▶ **Instructions for the task**: Set down the records once more, please, exactly and with the pictures left out.
┄┄┄┄┄┄┄┄┄┄
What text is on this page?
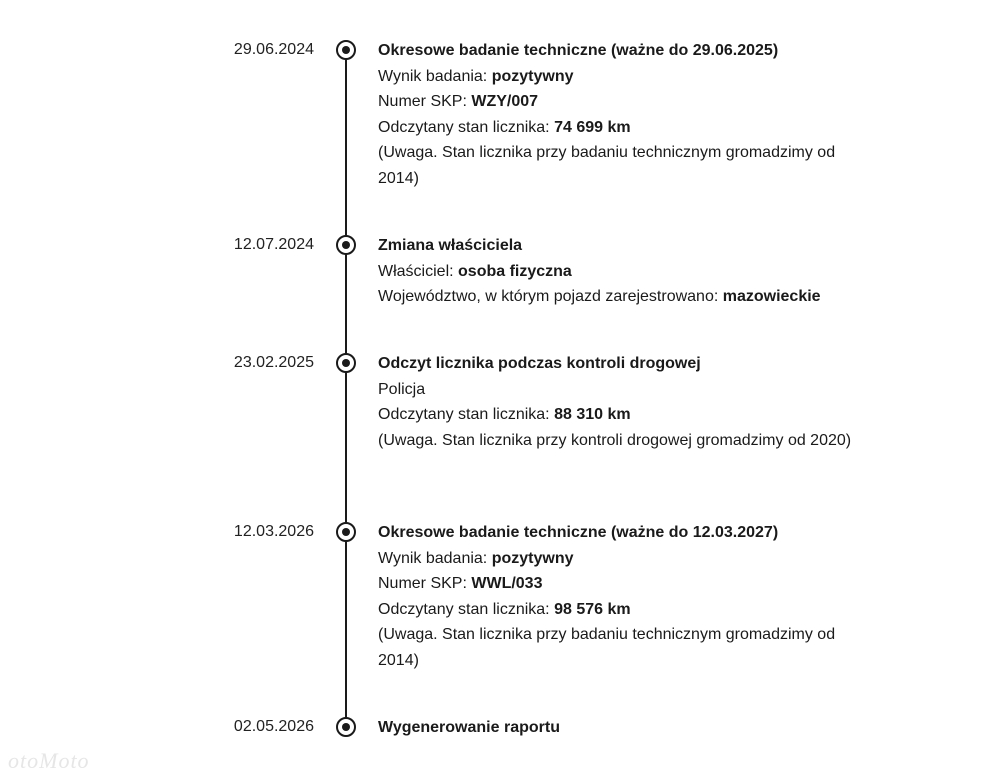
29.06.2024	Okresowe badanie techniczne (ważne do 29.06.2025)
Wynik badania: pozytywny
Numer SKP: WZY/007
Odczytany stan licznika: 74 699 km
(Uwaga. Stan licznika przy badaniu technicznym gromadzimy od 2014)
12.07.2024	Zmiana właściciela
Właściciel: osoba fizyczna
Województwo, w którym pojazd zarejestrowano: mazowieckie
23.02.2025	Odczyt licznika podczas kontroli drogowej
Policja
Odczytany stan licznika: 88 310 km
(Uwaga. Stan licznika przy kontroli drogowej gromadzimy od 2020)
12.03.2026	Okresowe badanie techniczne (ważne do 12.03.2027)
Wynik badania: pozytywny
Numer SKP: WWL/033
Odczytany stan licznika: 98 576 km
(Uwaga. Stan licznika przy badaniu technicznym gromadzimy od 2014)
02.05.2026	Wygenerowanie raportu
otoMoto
┄┄┄┄┄┄┄┄┄┄
▶ **Result**:
What text is on this page?
29.06.2024	Okresowe badanie techniczne (ważne do 29.06.2025)
Wynik badania: pozytywny
Numer SKP: WZY/007
Odczytany stan licznika: 74 699 km
(Uwaga. Stan licznika przy badaniu technicznym gromadzimy od 2014)
12.07.2024	Zmiana właściciela
Właściciel: osoba fizyczna
Województwo, w którym pojazd zarejestrowano: mazowieckie
23.02.2025	Odczyt licznika podczas kontroli drogowej
Policja
Odczytany stan licznika: 88 310 km
(Uwaga. Stan licznika przy kontroli drogowej gromadzimy od 2020)
12.03.2026	Okresowe badanie techniczne (ważne do 12.03.2027)
Wynik badania: pozytywny
Numer SKP: WWL/033
Odczytany stan licznika: 98 576 km
(Uwaga. Stan licznika przy badaniu technicznym gromadzimy od 2014)
02.05.2026	Wygenerowanie raportu
otoMoto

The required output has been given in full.